• [WHAT THE EXERCISE ASKS]: Gather the lines below that include the string "prefix", copying each in full.

[Records from a collection]
++++++++++++++++++++

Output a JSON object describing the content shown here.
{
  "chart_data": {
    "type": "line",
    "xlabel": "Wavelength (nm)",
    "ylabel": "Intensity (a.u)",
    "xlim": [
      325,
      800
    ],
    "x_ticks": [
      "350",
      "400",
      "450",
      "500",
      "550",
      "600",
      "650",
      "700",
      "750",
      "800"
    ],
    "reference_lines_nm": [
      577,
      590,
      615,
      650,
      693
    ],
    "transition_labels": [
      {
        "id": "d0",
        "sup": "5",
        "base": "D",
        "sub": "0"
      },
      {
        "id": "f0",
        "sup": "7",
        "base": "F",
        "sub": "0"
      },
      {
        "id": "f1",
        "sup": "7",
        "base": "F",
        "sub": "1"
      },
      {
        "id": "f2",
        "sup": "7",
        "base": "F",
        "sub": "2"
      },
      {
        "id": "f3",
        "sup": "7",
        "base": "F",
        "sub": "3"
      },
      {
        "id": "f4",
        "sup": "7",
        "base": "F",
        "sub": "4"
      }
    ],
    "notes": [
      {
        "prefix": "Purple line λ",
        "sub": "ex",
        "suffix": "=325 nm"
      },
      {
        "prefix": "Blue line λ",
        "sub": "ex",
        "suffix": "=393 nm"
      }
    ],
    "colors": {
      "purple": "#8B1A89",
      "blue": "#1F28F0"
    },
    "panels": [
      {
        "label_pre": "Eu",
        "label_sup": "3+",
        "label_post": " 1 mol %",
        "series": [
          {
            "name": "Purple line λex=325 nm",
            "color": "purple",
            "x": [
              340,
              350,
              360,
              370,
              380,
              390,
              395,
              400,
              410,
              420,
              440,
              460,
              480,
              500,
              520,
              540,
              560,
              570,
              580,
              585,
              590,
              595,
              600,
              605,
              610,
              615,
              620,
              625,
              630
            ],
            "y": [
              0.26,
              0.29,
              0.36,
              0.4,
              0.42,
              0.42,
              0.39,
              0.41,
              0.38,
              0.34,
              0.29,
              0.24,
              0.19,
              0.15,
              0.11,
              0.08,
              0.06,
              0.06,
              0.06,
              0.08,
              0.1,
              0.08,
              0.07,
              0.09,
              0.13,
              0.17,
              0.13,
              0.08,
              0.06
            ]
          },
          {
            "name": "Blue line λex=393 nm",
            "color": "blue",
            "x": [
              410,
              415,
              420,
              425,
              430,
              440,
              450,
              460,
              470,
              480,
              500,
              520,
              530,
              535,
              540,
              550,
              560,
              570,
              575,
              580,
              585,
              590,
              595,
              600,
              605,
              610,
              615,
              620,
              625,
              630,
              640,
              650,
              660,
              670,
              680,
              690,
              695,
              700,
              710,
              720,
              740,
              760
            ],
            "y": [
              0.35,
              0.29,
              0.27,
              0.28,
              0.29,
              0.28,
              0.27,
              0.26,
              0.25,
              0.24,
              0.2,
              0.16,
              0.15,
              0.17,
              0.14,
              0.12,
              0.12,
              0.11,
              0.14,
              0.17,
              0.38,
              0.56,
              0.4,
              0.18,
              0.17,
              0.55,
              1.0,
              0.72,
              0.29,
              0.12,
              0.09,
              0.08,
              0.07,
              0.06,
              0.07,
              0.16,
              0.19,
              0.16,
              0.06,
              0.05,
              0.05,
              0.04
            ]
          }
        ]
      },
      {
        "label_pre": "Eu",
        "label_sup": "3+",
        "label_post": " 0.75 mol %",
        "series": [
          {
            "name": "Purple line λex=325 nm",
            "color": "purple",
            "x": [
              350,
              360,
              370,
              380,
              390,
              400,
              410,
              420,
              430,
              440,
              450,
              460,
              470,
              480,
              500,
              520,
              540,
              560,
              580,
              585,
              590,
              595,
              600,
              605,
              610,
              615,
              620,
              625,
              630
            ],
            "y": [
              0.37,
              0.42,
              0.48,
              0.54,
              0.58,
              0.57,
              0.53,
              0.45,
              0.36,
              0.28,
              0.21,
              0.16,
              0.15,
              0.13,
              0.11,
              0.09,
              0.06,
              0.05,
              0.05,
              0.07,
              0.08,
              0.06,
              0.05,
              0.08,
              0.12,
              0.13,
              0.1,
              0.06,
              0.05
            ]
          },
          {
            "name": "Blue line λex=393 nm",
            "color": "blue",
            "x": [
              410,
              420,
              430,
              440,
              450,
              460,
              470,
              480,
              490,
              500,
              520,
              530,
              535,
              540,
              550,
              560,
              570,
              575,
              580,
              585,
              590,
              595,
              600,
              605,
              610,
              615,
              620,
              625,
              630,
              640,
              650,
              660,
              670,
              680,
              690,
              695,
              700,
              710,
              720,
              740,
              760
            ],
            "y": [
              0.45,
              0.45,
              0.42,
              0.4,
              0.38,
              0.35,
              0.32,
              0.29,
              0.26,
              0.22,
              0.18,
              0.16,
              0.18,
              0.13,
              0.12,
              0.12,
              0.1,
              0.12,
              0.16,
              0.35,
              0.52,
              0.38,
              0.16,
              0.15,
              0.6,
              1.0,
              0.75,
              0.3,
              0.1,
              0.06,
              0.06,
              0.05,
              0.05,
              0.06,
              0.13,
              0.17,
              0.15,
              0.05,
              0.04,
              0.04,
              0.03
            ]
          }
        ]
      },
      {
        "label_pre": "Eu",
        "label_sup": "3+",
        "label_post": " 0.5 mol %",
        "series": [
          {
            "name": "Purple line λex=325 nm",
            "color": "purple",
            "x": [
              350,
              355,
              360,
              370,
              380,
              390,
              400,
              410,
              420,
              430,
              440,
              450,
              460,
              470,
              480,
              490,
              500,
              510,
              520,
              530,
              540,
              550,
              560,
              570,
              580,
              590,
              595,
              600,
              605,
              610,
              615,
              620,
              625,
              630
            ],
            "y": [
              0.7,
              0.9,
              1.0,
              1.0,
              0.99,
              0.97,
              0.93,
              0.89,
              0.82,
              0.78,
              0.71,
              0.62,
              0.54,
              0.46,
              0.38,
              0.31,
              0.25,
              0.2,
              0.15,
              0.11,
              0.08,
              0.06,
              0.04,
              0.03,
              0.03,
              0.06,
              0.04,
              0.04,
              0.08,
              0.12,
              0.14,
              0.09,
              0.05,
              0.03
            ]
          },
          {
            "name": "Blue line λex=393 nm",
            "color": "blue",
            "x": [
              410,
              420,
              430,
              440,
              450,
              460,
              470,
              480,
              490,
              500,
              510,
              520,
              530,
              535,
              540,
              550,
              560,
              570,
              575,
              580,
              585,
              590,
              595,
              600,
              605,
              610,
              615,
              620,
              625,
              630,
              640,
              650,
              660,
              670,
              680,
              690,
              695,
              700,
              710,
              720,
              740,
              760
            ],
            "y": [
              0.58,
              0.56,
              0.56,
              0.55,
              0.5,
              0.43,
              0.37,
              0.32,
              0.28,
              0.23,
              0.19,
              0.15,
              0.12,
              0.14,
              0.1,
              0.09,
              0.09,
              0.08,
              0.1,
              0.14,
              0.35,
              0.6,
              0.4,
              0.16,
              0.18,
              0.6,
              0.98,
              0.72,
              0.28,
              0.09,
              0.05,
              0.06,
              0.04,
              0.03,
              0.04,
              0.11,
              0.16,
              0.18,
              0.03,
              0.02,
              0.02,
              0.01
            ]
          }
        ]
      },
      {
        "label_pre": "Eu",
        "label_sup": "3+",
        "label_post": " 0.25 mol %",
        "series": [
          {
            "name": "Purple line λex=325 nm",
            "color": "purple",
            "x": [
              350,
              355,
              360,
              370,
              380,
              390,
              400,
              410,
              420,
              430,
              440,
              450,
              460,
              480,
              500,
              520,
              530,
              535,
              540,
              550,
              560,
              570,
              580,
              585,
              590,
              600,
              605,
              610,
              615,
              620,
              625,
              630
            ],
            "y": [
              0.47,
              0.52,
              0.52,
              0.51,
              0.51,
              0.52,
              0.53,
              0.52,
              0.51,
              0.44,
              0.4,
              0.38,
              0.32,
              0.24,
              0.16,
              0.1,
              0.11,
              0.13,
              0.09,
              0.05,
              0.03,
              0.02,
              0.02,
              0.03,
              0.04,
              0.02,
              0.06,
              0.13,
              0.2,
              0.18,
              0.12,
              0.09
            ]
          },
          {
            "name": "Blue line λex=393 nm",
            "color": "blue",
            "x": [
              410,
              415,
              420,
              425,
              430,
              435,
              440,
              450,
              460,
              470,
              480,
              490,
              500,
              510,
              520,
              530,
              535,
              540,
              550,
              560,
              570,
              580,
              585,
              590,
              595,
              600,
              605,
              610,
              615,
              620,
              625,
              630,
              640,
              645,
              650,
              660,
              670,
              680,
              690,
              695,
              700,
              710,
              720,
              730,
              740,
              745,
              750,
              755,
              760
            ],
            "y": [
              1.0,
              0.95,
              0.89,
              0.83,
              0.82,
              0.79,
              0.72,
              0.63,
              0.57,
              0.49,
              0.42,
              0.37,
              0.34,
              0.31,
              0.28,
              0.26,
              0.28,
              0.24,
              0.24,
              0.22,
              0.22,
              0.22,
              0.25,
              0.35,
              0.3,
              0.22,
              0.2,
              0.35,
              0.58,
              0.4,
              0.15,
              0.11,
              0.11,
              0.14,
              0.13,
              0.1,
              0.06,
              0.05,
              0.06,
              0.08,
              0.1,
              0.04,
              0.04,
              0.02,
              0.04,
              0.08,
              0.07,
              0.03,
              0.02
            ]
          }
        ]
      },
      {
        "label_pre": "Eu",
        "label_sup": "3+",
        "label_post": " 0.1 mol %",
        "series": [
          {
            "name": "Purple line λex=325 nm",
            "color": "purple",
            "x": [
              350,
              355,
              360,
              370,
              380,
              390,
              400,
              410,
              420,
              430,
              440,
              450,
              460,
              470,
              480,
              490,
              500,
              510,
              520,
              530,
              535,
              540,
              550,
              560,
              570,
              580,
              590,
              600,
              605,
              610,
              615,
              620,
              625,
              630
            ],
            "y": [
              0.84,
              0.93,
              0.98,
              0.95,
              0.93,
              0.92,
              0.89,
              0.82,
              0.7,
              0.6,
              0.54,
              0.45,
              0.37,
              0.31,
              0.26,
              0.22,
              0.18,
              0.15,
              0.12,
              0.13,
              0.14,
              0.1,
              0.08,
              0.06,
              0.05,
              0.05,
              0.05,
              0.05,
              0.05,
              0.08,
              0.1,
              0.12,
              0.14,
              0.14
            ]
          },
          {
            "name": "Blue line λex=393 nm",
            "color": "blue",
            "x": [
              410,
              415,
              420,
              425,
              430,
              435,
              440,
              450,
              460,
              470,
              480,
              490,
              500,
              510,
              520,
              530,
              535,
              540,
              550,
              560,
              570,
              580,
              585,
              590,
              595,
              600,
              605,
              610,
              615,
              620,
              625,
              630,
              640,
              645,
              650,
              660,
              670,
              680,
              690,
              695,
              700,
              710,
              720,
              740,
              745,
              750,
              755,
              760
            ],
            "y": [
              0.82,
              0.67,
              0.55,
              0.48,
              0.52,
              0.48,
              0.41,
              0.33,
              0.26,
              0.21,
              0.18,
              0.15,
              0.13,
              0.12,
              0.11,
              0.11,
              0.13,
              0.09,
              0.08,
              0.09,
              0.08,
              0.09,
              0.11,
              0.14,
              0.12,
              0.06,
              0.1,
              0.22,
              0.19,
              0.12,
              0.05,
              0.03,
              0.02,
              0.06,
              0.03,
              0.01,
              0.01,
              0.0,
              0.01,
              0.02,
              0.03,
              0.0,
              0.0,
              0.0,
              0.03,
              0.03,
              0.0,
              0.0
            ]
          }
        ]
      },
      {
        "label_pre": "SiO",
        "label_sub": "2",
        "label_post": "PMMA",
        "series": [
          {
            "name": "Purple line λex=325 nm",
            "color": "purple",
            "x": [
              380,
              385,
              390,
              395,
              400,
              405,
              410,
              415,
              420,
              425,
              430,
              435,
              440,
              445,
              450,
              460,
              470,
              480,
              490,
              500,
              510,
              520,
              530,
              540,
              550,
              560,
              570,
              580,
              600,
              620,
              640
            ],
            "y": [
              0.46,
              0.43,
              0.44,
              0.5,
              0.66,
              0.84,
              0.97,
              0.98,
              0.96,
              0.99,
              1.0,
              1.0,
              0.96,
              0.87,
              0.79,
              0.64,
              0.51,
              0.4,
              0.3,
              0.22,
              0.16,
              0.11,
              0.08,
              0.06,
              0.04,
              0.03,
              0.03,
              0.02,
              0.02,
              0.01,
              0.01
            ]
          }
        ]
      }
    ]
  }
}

++++++++++++++++++++

• [COMPLETE ANSWER]:
        "prefix": "Purple line λ",
        "prefix": "Blue line λ",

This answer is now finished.